• Exercises:
a) Copy the Jazz recap from "Luka Doncic comes" to "a scrambling Doncic.".
b) Continue the Jazz recap from the point where it stops.

• Supplied passage:
+++++

That is the score of Friday's Jazz-Thunder matchup... if you just look at the 37:03 span from 2:50 in the first to 1:47 in the fourth. The 54-point swing from Utah's max lead of 18 to trailing by 36 was the biggest spread in a Jazz game this year.

.335

Cody Williams is on pace to play roughly 700 minutes. That would be the most ever played by a player with this low of a true shooting figure, although obviously he has 66 more games to improve it. His rotation minutes at this point are mostly due to his on-ball defense (he has been holding players 5% below expected FG%). But man, here's a guy who needs to see some shots go down.

Dissecting a Jazz scoring play

It was a less glitzy week for for Markkanen, who had "just" (heavily sarcastic air quotes here) 70 points in three games.

But the Jazz still know how to weaponize his gravity. Like here:

Luka Doncic comes all the way over to shade Lauri, meaning there's nobody to help George's man if they put the unguarded Nurkic in pick-and-roll action. Markkanen quickly recognizes the advantage and points to Bailey to make the pass, but the cool is that the rookie already made the read! Freeze frame and you'll see that when #23 points, Bailey is already cocking back to make the pass. Now there's nobody on the other side of Nurk's little blind pig/flare pitch action, except for a scrambling Doncic.

Markkanen's ability to draw a crowd helped Utah in the Lakers-Jazz rematch a few nights later, too:

First, look at the crowd around the Finn when he comes off the Nurkic screen. His guy, Nurk's guy and a stunter all mob Markkanen, who smartly treats like this a regular P&R attack. Nurk only has to beat a little guy (or frankly kick to Bailey, who's also open). And then later in the game, LeBron James switches off Markkanen but is still so concerned with him that he lets Svi Mykhailiuk slide behind him for a layup.

Recognizing the best (or most memorable) performances from each outing

Sadly we only have consolation prizes to give out this week, and they honestly could have all gone to the same guy.

Strong in defeat:

  • Jazz 126, Lakers 140: Keyonte George. George's 34-4-8 were the best Jazz performance, surpassing Markkanen's 31-5-2. Nurkic had an intriguing 10-6-10 line, but in a game that largely came down to paint defense, his 7-for-8 allowed at the rim probably disqualifies him.
  • Jazz 112, Thunder 144: Kyle Filipowski. Markkanen and George were silly good early, but then the world's best defense adjusted and they both ended with kind of pedestrian (for them) lines: 19-6-3 for Lauri, 20-3-8 for Key. Bailey had a 10-point second half (15 overall), but let's spread the love here and go with Flip, who had 18 overall on 7-for-11 shooting.

+++++

• Recorded information:

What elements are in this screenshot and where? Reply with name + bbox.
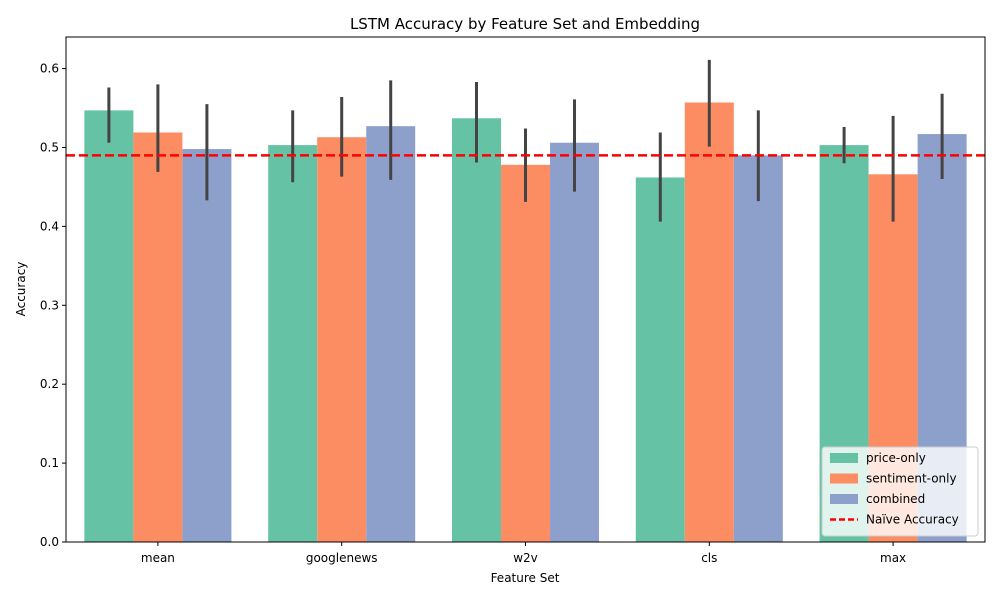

+++++

• Answers for this exercise:
a)
Luka Doncic comes all the way over to shade Lauri, meaning there's nobody to help George's man if they put the unguarded Nurkic in pick-and-roll action. Markkanen quickly recognizes the advantage and points to Bailey to make the pass, but the cool is that the rookie already made the read! Freeze frame and you'll see that when #23 points, Bailey is already cocking back to make the pass. Now there's nobody on the other side of Nurk's little blind pig/flare pitch action, except for a scrambling Doncic.

b)
  • Jazz 106, Lakers 108: Keyonte George. Bailey was peppy in this one and actually had a lot to do with the near-comeback. He stonewalled Luka with a steal that led to a Markkanen fastbreak bucket, then rebounded a miss and assisted a Lauri 3. But George's 27 was probably too much of a storyline to ignore. Markkanen made it to 20 late, but only after some struggled with LAL's top-locking D. Another double-double for Nurkic.

What the next seven days have in store

The Jazz end November facing three veteran-led teams.

Monday 11/24 @ Warriors: The Warriors have lost three straight after a 9-6 start. Stephen Curry leads the league in threes taken and made, and he and Jimmy Butler combine for nearly 49 points per outing. Golden State has a +14.0 efficiency differential when those two and Draymond Green are on the floor, but all lineups where even ONE of those three sits have a combined -5.4 per 100.

Friday 11/28 vs. Kings: Zach LaVine is a rounding error away from a 50-40-90 shooting start, but life just got a lot tougher with news of Domantas Sabonis' partially torn meniscus. He'll miss 3-4 weeks at least, which leaves rookie Maxime Raynaud, in-season signee Precious Achiuwa and Jazz alumnus Drew Eubanks as the only real centers on the roster. The good news for them is they just got Keegan Murray back from injury, and then promptly surprised the Nuggets to halt an 8-game losing streak.

Sunday 11/30 vs. Rockets: This is actually the first of a back-to-back series against Kevin Durant's new team, as the Jazz have this matinee matchup and then face them against on Monday evening. The Rockets just had their 5-game win streak snapped by Denver, but overall have the league's most potent offense. Part of that is Durant's excellence (25-5-3 averages) and another star-level year for Alperen Sengun (23-10-7). But also, they are an insane offense rebounding team, grabbing 40% of their own misses.

Random stuff for your enjoyment

It's that time of year...

Here's wishing you and yours a very happy Thanksgiving!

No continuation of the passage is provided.